▶ _Requirement_
All lines in which the word "الباقي" occurs are to be extracted.

▽

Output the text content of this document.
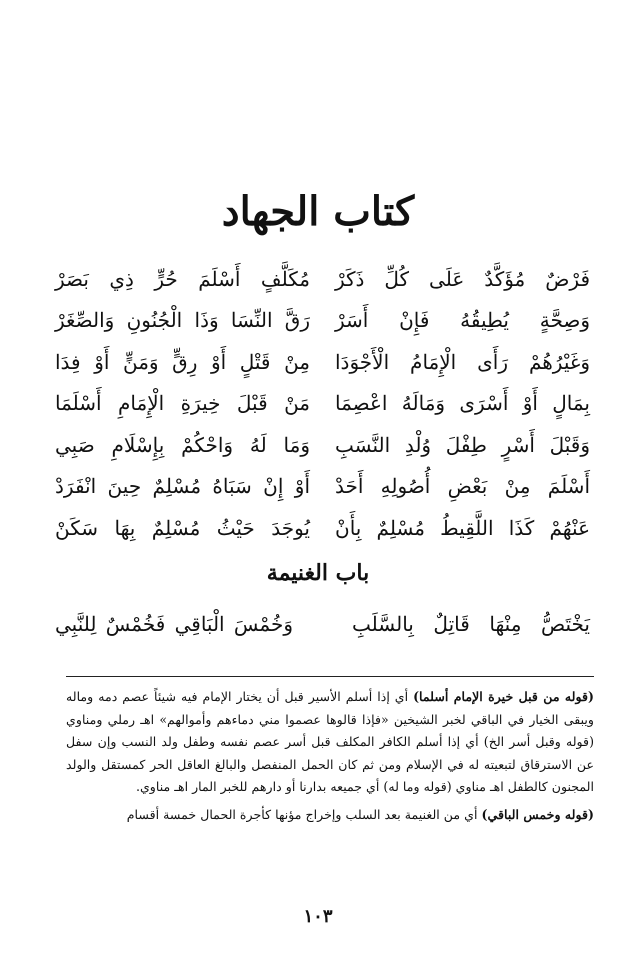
كتاب الجهاد
فَرْضٌ مُؤَكَّدٌ عَلَى كُلِّ ذَكَرْ
مُكَلَّفٍ أَسْلَمَ حُرٍّ ذِي بَصَرْ
وَصِحَّةٍ يُطِيقُهُ فَإِنْ أَسَرْ
رَقَّ النِّسَا وَذَا الْجُنُونِ وَالصِّغَرْ
وَغَيْرُهُمْ رَأَى الْإِمَامُ الْأَجْوَدَا
مِنْ قَتْلٍ أَوْ رِقٍّ وَمَنٍّ أَوْ فِدَا
بِمَالٍ أَوْ أَسْرَى وَمَالَهُ اعْصِمَا
مَنْ قَبْلَ خِيرَةِ الْإِمَامِ أَسْلَمَا
وَقَبْلَ أَسْرٍ طِفْلَ وُلْدِ النَّسَبِ
وَمَا لَهُ وَاحْكُمْ بِإِسْلَامِ صَبِي
أَسْلَمَ مِنْ بَعْضِ أُصُولِهِ أَحَدْ
أَوْ إِنْ سَبَاهُ مُسْلِمٌ حِينَ انْفَرَدْ
عَنْهُمْ كَذَا اللَّقِيطُ مُسْلِمٌ بِأَنْ
يُوجَدَ حَيْثُ مُسْلِمٌ بِهَا سَكَنْ
باب الغنيمة
يَخْتَصُّ مِنْهَا قَاتِلٌ بِالسَّلَبِ
وَخُمْسَ الْبَاقِي فَخُمْسٌ لِلنَّبِي

(قوله من قبل خيرة الإمام أسلما) أي إذا أسلم الأسير قبل أن يختار الإمام فيه شيئاً عصم دمه وماله ويبقى الخيار في الباقي لخبر الشيخين «فإذا قالوها عصموا مني دماءهم وأموالهم» اهـ رملي ومناوي (قوله وقبل أسر الخ) أي إذا أسلم الكافر المكلف قبل أسر عصم نفسه وطفل ولد النسب وإن سفل عن الاسترقاق لتبعيته له في الإسلام ومن ثم كان الحمل المنفصل والبالغ العاقل الحر كمستقل والولد المجنون كالطفل اهـ مناوي (قوله وما له) أي جميعه بدارنا أو دارهم للخبر المار اهـ مناوي.

(قوله وخمس الباقي) أي من الغنيمة بعد السلب وإخراج مؤنها كأجرة الحمال خمسة أقسام

١٠٣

△

▶ _Result of this task_
(قوله من قبل خيرة الإمام أسلما) أي إذا أسلم الأسير قبل أن يختار الإمام فيه شيئاً عصم دمه وماله ويبقى الخيار في الباقي لخبر الشيخين «فإذا قالوها عصموا مني دماءهم وأموالهم» اهـ رملي ومناوي (قوله وقبل أسر الخ) أي إذا أسلم الكافر المكلف قبل أسر عصم نفسه وطفل ولد النسب وإن سفل عن الاسترقاق لتبعيته له في الإسلام ومن ثم كان الحمل المنفصل والبالغ العاقل الحر كمستقل والولد المجنون كالطفل اهـ مناوي (قوله وما له) أي جميعه بدارنا أو دارهم للخبر المار اهـ مناوي.
(قوله وخمس الباقي) أي من الغنيمة بعد السلب وإخراج مؤنها كأجرة الحمال خمسة أقسام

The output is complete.